WHAT THE TASK ASKS: Omit every picture, then give all the entries again exactly.

START STORED RECORDS

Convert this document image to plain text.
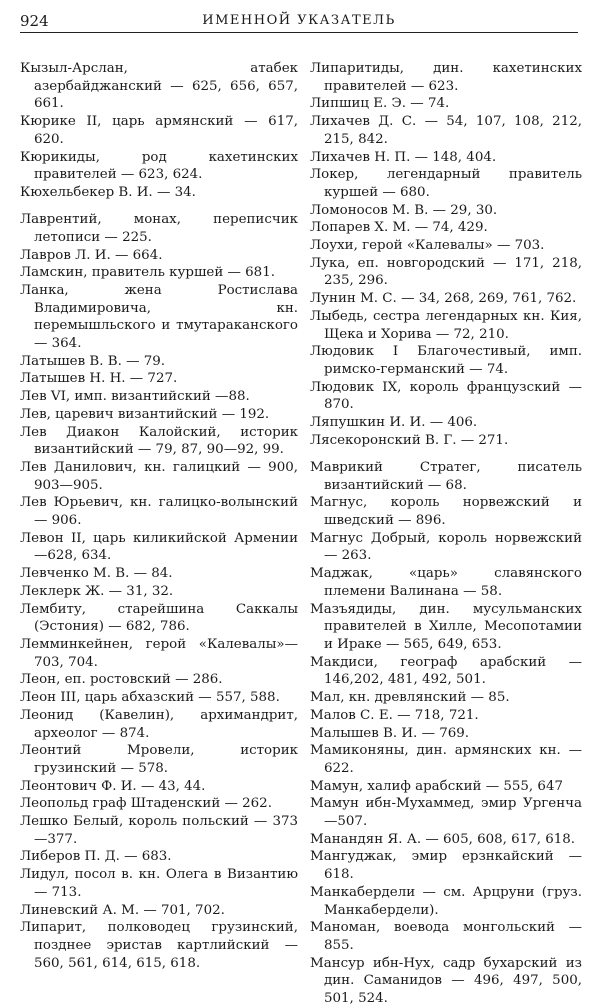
924	ИМЕННОЙ УКАЗАТЕЛЬ
Кызыл-Арслан, атабек азербайджанский — 625, 656, 657, 661.
Кюрике II, царь армянский — 617, 620.
Кюрикиды, род кахетинских правителей — 623, 624.
Кюхельбекер В. И. — 34.
Лаврентий, монах, переписчик летописи — 225.
Лавров Л. И. — 664.
Ламскин, правитель куршей — 681.
Ланка, жена Ростислава Владимировича, кн. перемышльского и тмутараканского — 364.
Латышев В. В. — 79.
Латышев Н. Н. — 727.
Лев VI, имп. византийский —88.
Лев, царевич византийский — 192.
Лев Диакон Калойский, историк византийский — 79, 87, 90—92, 99.
Лев Данилович, кн. галицкий — 900, 903—905.
Лев Юрьевич, кн. галицко-волынский— 906.
Левон II, царь киликийской Армении—628, 634.
Левченко М. В. — 84.
Леклерк Ж. — 31, 32.
Лембиту, старейшина Саккалы (Эстония) — 682, 786.
Лемминкейнен, герой «Калевалы»—703, 704.
Леон, еп. ростовский — 286.
Леон III, царь абхазский — 557, 588.
Леонид (Кавелин), архимандрит, археолог — 874.
Леонтий Мровели, историк грузинский — 578.
Леонтович Ф. И. — 43, 44.
Леопольд граф Штаденский — 262.
Лешко Белый, король польский — 373—377.
Либеров П. Д. — 683.
Лидул, посол в. кн. Олега в Византию — 713.
Линевский А. М. — 701, 702.
Липарит, полководец грузинский, позднее эристав картлийский — 560, 561, 614, 615, 618.
Липаритиды, дин. кахетинских правителей — 623.
Липшиц Е. Э. — 74.
Лихачев Д. С. — 54, 107, 108, 212, 215, 842.
Лихачев Н. П. — 148, 404.
Локер, легендарный правитель куршей — 680.
Ломоносов М. В. — 29, 30.
Лопарев Х. М. — 74, 429.
Лоухи, герой «Калевалы» — 703.
Лука, еп. новгородский — 171, 218, 235, 296.
Лунин М. С. — 34, 268, 269, 761, 762.
Лыбедь, сестра легендарных кн. Кия, Щека и Хорива — 72, 210.
Людовик I Благочестивый, имп. римско-германский — 74.
Людовик IX, король французский —870.
Ляпушкин И. И. — 406.
Лясекоронский В. Г. — 271.
Маврикий Стратег, писатель византийский — 68.
Магнус, король норвежский и шведский — 896.
Магнус Добрый, король норвежский — 263.
Маджак, «царь» славянского племени Валинана — 58.
Мазъядиды, дин. мусульманских правителей в Хилле, Месопотамии и Ираке — 565, 649, 653.
Макдиси, географ арабский —146,202, 481, 492, 501.
Мал, кн. древлянский — 85.
Малов С. Е. — 718, 721.
Малышев В. И. — 769.
Мамиконяны, дин. армянских кн. — 622.
Мамун, халиф арабский — 555, 647
Мамун ибн-Мухаммед, эмир Ургенча —507.
Манандян Я. А. — 605, 608, 617, 618.
Мангуджак, эмир ерзнкайский — 618.
Манкабердели — см. Арцруни (груз. Манкабердели).
Маноман, воевода монгольский — 855.
Мансур ибн-Нух, садр бухарский из дин. Саманидов — 496, 497, 500, 501, 524.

END STORED RECORDS

ANSWER IN FULL:
Convert this document image to plain text.
924	ИМЕННОЙ УКАЗАТЕЛЬ
Кызыл-Арслан, атабек азербайджанский — 625, 656, 657, 661.
Кюрике II, царь армянский — 617, 620.
Кюрикиды, род кахетинских правителей — 623, 624.
Кюхельбекер В. И. — 34.
Лаврентий, монах, переписчик летописи — 225.
Лавров Л. И. — 664.
Ламскин, правитель куршей — 681.
Ланка, жена Ростислава Владимировича, кн. перемышльского и тмутараканского — 364.
Латышев В. В. — 79.
Латышев Н. Н. — 727.
Лев VI, имп. византийский —88.
Лев, царевич византийский — 192.
Лев Диакон Калойский, историк византийский — 79, 87, 90—92, 99.
Лев Данилович, кн. галицкий — 900, 903—905.
Лев Юрьевич, кн. галицко-волынский— 906.
Левон II, царь киликийской Армении—628, 634.
Левченко М. В. — 84.
Леклерк Ж. — 31, 32.
Лембиту, старейшина Саккалы (Эстония) — 682, 786.
Лемминкейнен, герой «Калевалы»—703, 704.
Леон, еп. ростовский — 286.
Леон III, царь абхазский — 557, 588.
Леонид (Кавелин), архимандрит, археолог — 874.
Леонтий Мровели, историк грузинский — 578.
Леонтович Ф. И. — 43, 44.
Леопольд граф Штаденский — 262.
Лешко Белый, король польский — 373—377.
Либеров П. Д. — 683.
Лидул, посол в. кн. Олега в Византию — 713.
Линевский А. М. — 701, 702.
Липарит, полководец грузинский, позднее эристав картлийский — 560, 561, 614, 615, 618.
Липаритиды, дин. кахетинских правителей — 623.
Липшиц Е. Э. — 74.
Лихачев Д. С. — 54, 107, 108, 212, 215, 842.
Лихачев Н. П. — 148, 404.
Локер, легендарный правитель куршей — 680.
Ломоносов М. В. — 29, 30.
Лопарев Х. М. — 74, 429.
Лоухи, герой «Калевалы» — 703.
Лука, еп. новгородский — 171, 218, 235, 296.
Лунин М. С. — 34, 268, 269, 761, 762.
Лыбедь, сестра легендарных кн. Кия, Щека и Хорива — 72, 210.
Людовик I Благочестивый, имп. римско-германский — 74.
Людовик IX, король французский —870.
Ляпушкин И. И. — 406.
Лясекоронский В. Г. — 271.
Маврикий Стратег, писатель византийский — 68.
Магнус, король норвежский и шведский — 896.
Магнус Добрый, король норвежский — 263.
Маджак, «царь» славянского племени Валинана — 58.
Мазъядиды, дин. мусульманских правителей в Хилле, Месопотамии и Ираке — 565, 649, 653.
Макдиси, географ арабский —146,202, 481, 492, 501.
Мал, кн. древлянский — 85.
Малов С. Е. — 718, 721.
Малышев В. И. — 769.
Мамиконяны, дин. армянских кн. — 622.
Мамун, халиф арабский — 555, 647
Мамун ибн-Мухаммед, эмир Ургенча —507.
Манандян Я. А. — 605, 608, 617, 618.
Мангуджак, эмир ерзнкайский — 618.
Манкабердели — см. Арцруни (груз. Манкабердели).
Маноман, воевода монгольский — 855.
Мансур ибн-Нух, садр бухарский из дин. Саманидов — 496, 497, 500, 501, 524.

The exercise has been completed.